Data shown ▸

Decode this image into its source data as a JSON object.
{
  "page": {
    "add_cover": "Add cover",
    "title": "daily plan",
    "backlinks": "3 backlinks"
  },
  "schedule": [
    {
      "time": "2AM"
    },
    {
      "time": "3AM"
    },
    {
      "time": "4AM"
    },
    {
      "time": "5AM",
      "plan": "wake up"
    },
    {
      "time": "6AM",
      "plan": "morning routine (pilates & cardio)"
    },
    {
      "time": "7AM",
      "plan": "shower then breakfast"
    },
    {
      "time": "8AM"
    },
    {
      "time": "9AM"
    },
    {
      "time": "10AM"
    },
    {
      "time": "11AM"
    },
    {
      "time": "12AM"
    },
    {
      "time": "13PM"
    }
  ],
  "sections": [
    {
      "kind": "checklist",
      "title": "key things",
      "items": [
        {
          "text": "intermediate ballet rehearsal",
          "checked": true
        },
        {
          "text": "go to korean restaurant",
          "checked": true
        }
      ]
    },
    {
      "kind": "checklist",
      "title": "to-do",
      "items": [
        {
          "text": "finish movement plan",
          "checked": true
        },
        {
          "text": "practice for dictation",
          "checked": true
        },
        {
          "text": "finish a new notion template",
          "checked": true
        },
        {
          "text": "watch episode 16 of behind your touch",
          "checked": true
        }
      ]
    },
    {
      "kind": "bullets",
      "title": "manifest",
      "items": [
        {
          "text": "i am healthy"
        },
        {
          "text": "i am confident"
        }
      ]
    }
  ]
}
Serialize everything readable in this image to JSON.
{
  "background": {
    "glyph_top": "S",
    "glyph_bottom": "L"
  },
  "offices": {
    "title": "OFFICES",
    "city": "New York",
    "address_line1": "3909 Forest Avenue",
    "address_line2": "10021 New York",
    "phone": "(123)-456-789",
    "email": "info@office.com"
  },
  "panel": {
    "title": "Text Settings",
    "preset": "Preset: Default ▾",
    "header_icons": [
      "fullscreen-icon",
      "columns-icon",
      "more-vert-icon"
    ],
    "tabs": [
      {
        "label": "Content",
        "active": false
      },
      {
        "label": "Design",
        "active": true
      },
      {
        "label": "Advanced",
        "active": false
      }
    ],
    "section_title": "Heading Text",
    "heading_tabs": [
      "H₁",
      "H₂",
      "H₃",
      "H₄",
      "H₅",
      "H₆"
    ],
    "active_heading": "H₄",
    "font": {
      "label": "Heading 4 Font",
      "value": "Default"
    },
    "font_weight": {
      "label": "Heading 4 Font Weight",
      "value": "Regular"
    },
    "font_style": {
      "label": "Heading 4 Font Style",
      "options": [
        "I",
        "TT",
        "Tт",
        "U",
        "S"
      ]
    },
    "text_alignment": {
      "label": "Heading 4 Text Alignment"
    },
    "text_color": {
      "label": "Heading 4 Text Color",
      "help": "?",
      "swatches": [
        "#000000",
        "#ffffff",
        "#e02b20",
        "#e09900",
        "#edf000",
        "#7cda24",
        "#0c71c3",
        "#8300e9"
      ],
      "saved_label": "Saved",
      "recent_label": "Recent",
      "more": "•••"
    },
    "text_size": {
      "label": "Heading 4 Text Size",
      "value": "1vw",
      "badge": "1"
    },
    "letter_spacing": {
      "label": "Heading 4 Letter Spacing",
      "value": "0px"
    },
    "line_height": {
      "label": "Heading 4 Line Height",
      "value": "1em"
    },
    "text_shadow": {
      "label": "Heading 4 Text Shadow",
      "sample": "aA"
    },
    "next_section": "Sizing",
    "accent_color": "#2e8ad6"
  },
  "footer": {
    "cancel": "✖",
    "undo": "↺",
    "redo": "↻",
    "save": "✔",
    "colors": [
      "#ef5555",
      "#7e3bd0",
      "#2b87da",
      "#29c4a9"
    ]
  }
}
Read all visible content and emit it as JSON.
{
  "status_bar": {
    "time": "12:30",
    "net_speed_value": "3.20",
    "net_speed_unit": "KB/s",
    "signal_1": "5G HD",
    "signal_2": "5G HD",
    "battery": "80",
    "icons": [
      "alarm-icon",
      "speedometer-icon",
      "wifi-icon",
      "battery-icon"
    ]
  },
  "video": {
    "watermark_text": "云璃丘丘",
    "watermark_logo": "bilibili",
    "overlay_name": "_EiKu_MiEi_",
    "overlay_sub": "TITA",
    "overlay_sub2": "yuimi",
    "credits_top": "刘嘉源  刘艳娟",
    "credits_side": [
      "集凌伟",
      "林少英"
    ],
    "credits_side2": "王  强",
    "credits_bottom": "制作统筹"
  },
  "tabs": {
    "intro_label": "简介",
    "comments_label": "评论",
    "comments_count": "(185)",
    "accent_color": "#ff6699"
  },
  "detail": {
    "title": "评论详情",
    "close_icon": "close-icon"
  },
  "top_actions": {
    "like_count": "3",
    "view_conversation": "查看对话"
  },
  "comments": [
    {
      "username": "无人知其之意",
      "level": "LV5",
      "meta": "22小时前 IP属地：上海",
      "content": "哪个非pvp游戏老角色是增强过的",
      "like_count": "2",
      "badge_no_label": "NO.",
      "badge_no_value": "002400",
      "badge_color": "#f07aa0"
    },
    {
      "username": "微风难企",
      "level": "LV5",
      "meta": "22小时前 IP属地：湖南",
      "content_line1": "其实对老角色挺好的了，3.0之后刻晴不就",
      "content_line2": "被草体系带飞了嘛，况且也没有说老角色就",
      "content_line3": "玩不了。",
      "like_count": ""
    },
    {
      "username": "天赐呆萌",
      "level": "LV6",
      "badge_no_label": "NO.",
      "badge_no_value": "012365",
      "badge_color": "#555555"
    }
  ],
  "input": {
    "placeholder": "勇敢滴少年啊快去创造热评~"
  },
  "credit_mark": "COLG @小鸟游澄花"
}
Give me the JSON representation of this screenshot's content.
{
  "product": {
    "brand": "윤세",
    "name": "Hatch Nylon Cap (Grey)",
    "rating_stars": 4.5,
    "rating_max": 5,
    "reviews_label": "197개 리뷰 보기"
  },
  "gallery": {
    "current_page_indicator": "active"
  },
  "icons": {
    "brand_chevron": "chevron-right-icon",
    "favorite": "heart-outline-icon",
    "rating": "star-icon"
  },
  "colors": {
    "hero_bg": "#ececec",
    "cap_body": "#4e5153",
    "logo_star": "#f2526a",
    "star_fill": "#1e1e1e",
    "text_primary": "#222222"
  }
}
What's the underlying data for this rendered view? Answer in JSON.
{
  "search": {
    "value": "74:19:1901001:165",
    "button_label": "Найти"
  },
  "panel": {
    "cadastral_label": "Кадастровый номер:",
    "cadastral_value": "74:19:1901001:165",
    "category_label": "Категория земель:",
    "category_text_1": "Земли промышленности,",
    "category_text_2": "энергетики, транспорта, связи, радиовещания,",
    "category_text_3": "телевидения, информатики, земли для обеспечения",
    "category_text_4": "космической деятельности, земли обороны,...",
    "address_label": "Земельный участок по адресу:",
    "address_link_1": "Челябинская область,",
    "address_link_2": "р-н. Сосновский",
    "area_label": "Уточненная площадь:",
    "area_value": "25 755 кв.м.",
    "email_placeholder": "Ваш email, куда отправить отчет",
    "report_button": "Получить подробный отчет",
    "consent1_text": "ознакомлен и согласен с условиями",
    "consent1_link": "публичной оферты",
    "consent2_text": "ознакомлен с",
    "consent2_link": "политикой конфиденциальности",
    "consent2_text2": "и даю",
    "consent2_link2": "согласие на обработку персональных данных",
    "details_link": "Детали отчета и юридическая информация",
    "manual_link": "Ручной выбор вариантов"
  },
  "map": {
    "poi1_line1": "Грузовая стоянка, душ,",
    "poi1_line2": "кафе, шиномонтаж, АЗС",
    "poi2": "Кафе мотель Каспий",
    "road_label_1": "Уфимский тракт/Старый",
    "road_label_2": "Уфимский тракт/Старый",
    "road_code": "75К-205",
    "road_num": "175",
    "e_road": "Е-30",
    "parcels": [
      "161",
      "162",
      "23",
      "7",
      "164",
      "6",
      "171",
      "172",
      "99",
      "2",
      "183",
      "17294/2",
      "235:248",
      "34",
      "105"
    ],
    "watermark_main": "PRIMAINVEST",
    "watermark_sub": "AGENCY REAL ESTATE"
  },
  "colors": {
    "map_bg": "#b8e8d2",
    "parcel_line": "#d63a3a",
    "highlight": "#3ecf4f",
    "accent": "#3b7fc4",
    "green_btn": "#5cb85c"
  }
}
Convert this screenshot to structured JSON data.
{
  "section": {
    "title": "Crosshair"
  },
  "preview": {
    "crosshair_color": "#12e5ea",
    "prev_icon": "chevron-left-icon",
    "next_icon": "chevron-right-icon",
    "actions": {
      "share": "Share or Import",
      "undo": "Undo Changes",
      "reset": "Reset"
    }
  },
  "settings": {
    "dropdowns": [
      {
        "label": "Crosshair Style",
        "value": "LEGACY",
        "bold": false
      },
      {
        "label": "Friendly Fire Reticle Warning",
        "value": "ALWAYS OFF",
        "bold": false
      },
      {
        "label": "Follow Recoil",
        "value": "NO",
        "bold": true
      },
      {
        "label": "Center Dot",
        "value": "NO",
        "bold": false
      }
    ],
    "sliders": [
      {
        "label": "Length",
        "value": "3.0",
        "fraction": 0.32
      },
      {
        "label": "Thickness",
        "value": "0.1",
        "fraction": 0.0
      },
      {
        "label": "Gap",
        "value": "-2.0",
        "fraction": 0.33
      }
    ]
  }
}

Task objective ▸ Gather all lines from the listing above in which "Default" occurs.

Task response ▸
    "preset": "Preset: Default ▾",
      "value": "Default"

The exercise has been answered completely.